Work instructions: Reproduce the data below verbatim, omitting any images.

:: Dataset content ::

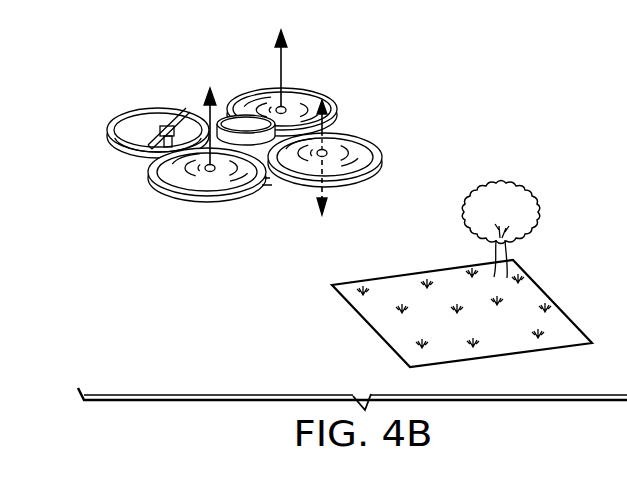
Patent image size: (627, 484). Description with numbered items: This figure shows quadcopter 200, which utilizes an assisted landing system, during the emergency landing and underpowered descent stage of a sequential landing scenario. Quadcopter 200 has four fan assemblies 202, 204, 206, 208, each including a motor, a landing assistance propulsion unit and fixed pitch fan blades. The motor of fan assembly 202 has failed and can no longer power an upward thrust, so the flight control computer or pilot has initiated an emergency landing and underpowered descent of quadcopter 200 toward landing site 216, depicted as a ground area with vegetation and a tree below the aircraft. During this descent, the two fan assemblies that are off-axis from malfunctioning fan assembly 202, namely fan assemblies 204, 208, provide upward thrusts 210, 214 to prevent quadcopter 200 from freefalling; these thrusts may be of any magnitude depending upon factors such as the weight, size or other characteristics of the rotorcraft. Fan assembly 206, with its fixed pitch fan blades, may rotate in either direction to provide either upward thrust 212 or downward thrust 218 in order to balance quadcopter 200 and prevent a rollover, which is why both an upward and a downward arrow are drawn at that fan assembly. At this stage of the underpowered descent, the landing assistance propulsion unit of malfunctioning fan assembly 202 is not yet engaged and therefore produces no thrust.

The quadcopter 200 is at (254, 142).
The fan assembly 202 is at (121, 112).
The fan assembly 204 is at (173, 195).
The fan assembly 206 is at (367, 180).
The fan assembly 208 is at (338, 112).
The upward thrust 210 is at (196, 108).
The upward thrust 212 is at (343, 142).
The upward thrust 214 is at (285, 65).
The landing site 216 is at (345, 282).
The downward thrust 218 is at (318, 166).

:::

Response to this task:
Patent image size: (627, 484). Description with numbered items: This figure shows quadcopter 200, which utilizes an assisted landing system, during the emergency landing and underpowered descent stage of a sequential landing scenario. Quadcopter 200 has four fan assemblies 202, 204, 206, 208, each including a motor, a landing assistance propulsion unit and fixed pitch fan blades. The motor of fan assembly 202 has failed and can no longer power an upward thrust, so the flight control computer or pilot has initiated an emergency landing and underpowered descent of quadcopter 200 toward landing site 216, depicted as a ground area with vegetation and a tree below the aircraft. During this descent, the two fan assemblies that are off-axis from malfunctioning fan assembly 202, namely fan assemblies 204, 208, provide upward thrusts 210, 214 to prevent quadcopter 200 from freefalling; these thrusts may be of any magnitude depending upon factors such as the weight, size or other characteristics of the rotorcraft. Fan assembly 206, with its fixed pitch fan blades, may rotate in either direction to provide either upward thrust 212 or downward thrust 218 in order to balance quadcopter 200 and prevent a rollover, which is why both an upward and a downward arrow are drawn at that fan assembly. At this stage of the underpowered descent, the landing assistance propulsion unit of malfunctioning fan assembly 202 is not yet engaged and therefore produces no thrust.

The quadcopter 200 is at (254, 142).
The fan assembly 202 is at (121, 112).
The fan assembly 204 is at (173, 195).
The fan assembly 206 is at (367, 180).
The fan assembly 208 is at (338, 112).
The upward thrust 210 is at (196, 108).
The upward thrust 212 is at (343, 142).
The upward thrust 214 is at (285, 65).
The landing site 216 is at (345, 282).
The downward thrust 218 is at (318, 166).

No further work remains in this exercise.